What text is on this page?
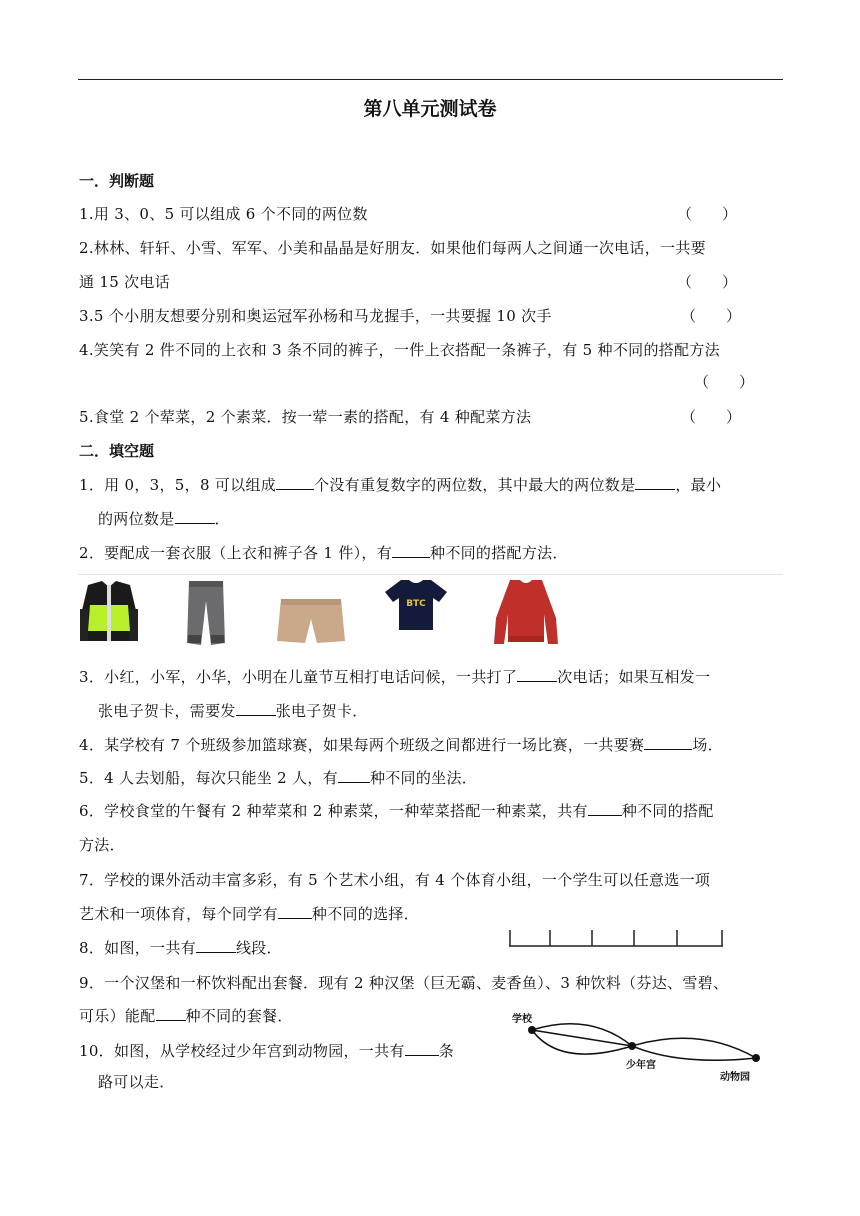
第八单元测试卷
一．判断题
1.用 3、0、5 可以组成 6 个不同的两位数	（　　）
2.林林、轩轩、小雪、军军、小美和晶晶是好朋友．如果他们每两人之间通一次电话，一共要
通 15 次电话	（　　）
3.5 个小朋友想要分别和奥运冠军孙杨和马龙握手，一共要握 10 次手	（　　）
4.笑笑有 2 件不同的上衣和 3 条不同的裤子，一件上衣搭配一条裤子，有 5 种不同的搭配方法
（　　）
5.食堂 2 个荤菜，2 个素菜．按一荤一素的搭配，有 4 种配菜方法	（　　）
二．填空题
1．用 0，3，5，8 可以组成	个没有重复数字的两位数，其中最大的两位数是	，最小
的两位数是	．
2．要配成一套衣服（上衣和裤子各 1 件），有	种不同的搭配方法．
BTC
3．小红，小军，小华，小明在儿童节互相打电话问候，一共打了	次电话；如果互相发一
张电子贺卡，需要发	张电子贺卡．
4．某学校有 7 个班级参加篮球赛，如果每两个班级之间都进行一场比赛，一共要赛	场．
5．4 人去划船，每次只能坐 2 人，有 种不同的坐法．
6．学校食堂的午餐有 2 种荤菜和 2 种素菜，一种荤菜搭配一种素菜，共有 种不同的搭配
方法．
7．学校的课外活动丰富多彩，有 5 个艺术小组，有 4 个体育小组，一个学生可以任意选一项
艺术和一项体育，每个同学有 种不同的选择．
8．如图，一共有	线段．
9．一个汉堡和一杯饮料配出套餐．现有 2 种汉堡（巨无霸、麦香鱼）、3 种饮料（芬达、雪碧、
可乐）能配 种不同的套餐．
10．如图，从学校经过少年宫到动物园，一共有 条
路可以走．
学校
少年宫
动物园
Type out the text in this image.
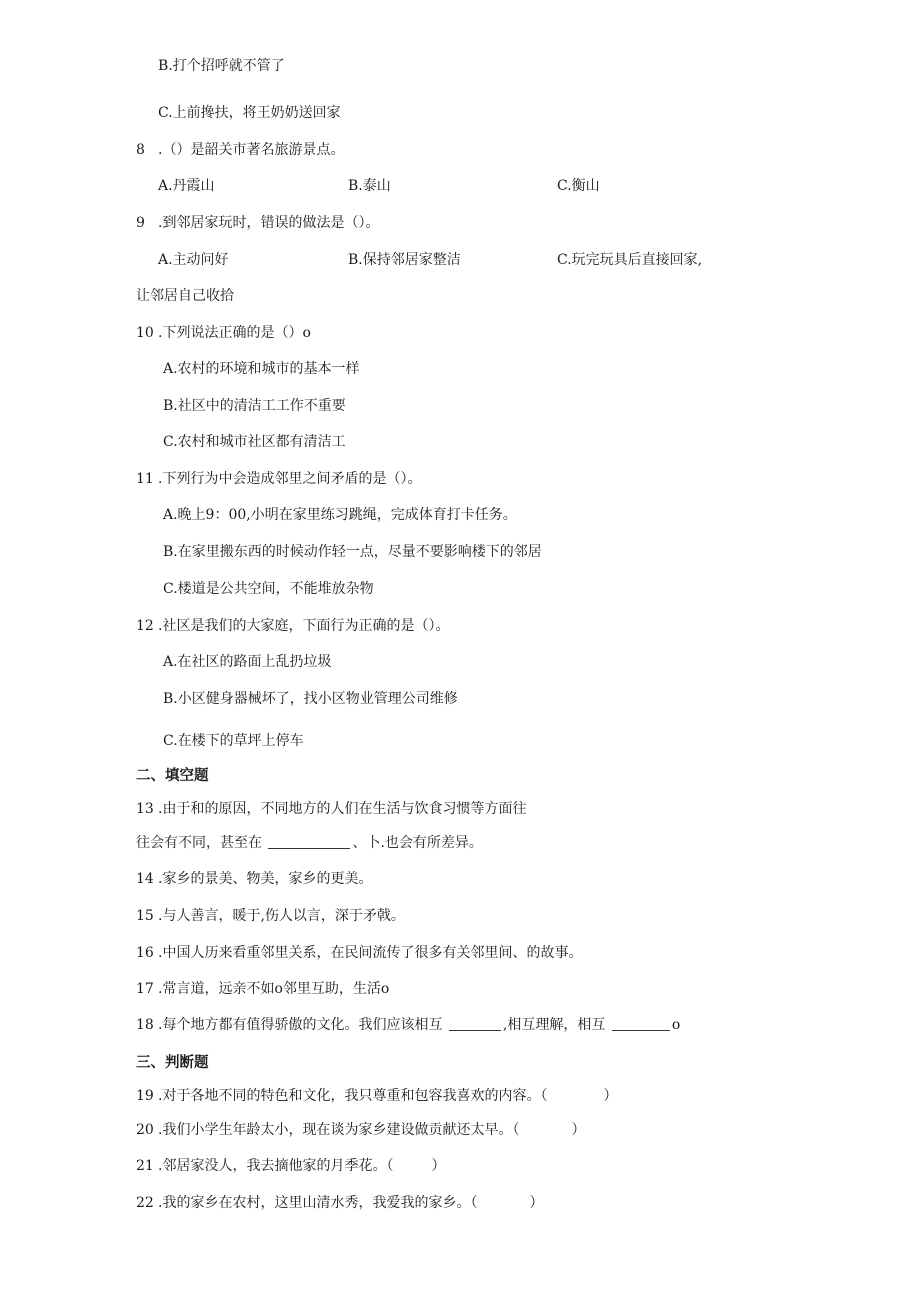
B.打个招呼就不管了
C.上前搀扶，将王奶奶送回家
8 .（）是韶关市著名旅游景点。
A.丹霞山	B.泰山	C.衡山
9 .到邻居家玩时，错误的做法是（）。
A.主动问好	B.保持邻居家整洁	C.玩完玩具后直接回家,
让邻居自己收拾
10 .下列说法正确的是（）o
A.农村的环境和城市的基本一样
B.社区中的清洁工工作不重要
C.农村和城市社区都有清洁工
11 .下列行为中会造成邻里之间矛盾的是（）。
A.晚上9：00,小明在家里练习跳绳，完成体育打卡任务。
B.在家里搬东西的时候动作轻一点，尽量不要影响楼下的邻居
C.楼道是公共空间，不能堆放杂物
12 .社区是我们的大家庭，下面行为正确的是（）。
A.在社区的路面上乱扔垃圾
B.小区健身器械坏了，找小区物业管理公司维修
C.在楼下的草坪上停车
二、填空题
13 .由于和的原因，不同地方的人们在生活与饮食习惯等方面往
往会有不同，甚至在	、卜.也会有所差异。
14 .家乡的景美、物美，家乡的更美。
15 .与人善言，暖于,伤人以言，深于矛戟。
16 .中国人历来看重邻里关系，在民间流传了很多有关邻里间、的故事。
17 .常言道，远亲不如o邻里互助，生活o
18 .每个地方都有值得骄傲的文化。我们应该相互	,相互理解，相互	o
三、判断题
19 .对于各地不同的特色和文化，我只尊重和包容我喜欢的内容。（	）
20 .我们小学生年龄太小，现在谈为家乡建设做贡献还太早。（	）
21 .邻居家没人，我去摘他家的月季花。（	）
22 .我的家乡在农村，这里山清水秀，我爱我的家乡。（	）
#####
PROBLEM REQUIREMENTS: Check each line of the records for "可以组成" and copy the ones that contain it.

WRITTEN RESPONSE:
1.用 3、0、5 可以组成 6 个不同的两位数	（　　）
1．用 0，3，5，8 可以组成	个没有重复数字的两位数，其中最大的两位数是	，最小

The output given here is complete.